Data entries
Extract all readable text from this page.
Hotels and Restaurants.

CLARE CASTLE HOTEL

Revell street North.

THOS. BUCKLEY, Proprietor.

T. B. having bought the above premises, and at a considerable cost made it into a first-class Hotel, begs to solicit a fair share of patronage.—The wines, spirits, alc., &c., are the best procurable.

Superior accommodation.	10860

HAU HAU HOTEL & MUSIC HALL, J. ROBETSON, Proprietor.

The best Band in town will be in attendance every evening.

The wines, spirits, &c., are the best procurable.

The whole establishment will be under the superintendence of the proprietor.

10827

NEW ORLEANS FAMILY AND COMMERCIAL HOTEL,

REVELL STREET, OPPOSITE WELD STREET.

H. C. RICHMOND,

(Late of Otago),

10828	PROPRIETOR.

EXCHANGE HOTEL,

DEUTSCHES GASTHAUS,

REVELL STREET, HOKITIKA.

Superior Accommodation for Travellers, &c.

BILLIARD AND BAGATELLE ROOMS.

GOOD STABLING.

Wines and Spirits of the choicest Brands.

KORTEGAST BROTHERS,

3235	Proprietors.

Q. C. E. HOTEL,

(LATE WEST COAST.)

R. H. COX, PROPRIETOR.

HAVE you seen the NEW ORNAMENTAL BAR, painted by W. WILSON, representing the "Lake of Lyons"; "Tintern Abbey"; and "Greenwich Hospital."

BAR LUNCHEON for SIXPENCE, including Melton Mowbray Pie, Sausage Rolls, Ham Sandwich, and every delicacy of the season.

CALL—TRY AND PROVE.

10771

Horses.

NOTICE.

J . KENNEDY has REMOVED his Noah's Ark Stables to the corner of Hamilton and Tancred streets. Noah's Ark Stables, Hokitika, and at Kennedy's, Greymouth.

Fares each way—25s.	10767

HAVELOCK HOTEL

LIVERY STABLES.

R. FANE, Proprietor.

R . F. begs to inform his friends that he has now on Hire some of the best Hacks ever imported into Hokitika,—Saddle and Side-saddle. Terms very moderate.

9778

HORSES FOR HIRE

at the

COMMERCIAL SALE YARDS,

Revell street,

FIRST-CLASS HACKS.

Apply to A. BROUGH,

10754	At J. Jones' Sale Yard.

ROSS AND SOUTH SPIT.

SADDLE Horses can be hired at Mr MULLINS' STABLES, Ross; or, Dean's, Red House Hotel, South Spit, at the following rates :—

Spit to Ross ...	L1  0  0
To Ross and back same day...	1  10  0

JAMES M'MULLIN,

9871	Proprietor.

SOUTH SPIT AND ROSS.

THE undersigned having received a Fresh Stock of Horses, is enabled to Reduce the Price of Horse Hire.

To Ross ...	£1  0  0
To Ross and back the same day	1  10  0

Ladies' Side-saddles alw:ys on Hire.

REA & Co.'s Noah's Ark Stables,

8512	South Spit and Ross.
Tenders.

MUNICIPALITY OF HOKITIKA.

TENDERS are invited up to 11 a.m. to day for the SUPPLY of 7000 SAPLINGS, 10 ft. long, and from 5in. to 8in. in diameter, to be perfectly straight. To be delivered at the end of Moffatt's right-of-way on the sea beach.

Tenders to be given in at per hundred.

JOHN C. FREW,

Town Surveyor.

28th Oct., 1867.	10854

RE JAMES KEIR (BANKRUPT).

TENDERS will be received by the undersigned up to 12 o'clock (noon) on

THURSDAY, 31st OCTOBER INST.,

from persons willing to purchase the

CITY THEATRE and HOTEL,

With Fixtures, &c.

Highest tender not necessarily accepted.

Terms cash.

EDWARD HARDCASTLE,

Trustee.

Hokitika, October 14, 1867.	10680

**Exercise instructions**
Search the listing for the string "having". Copy each line where it turns up.

**Worked answer**
T. B. having bought the above premises, and at a considerable cost made it into a first-class Hotel, begs to solicit a fair share of patronage.—The wines, spirits, alc., &c., are the best procurable.
THE undersigned having received a Fresh Stock of Horses, is enabled to Reduce the Price of Horse Hire.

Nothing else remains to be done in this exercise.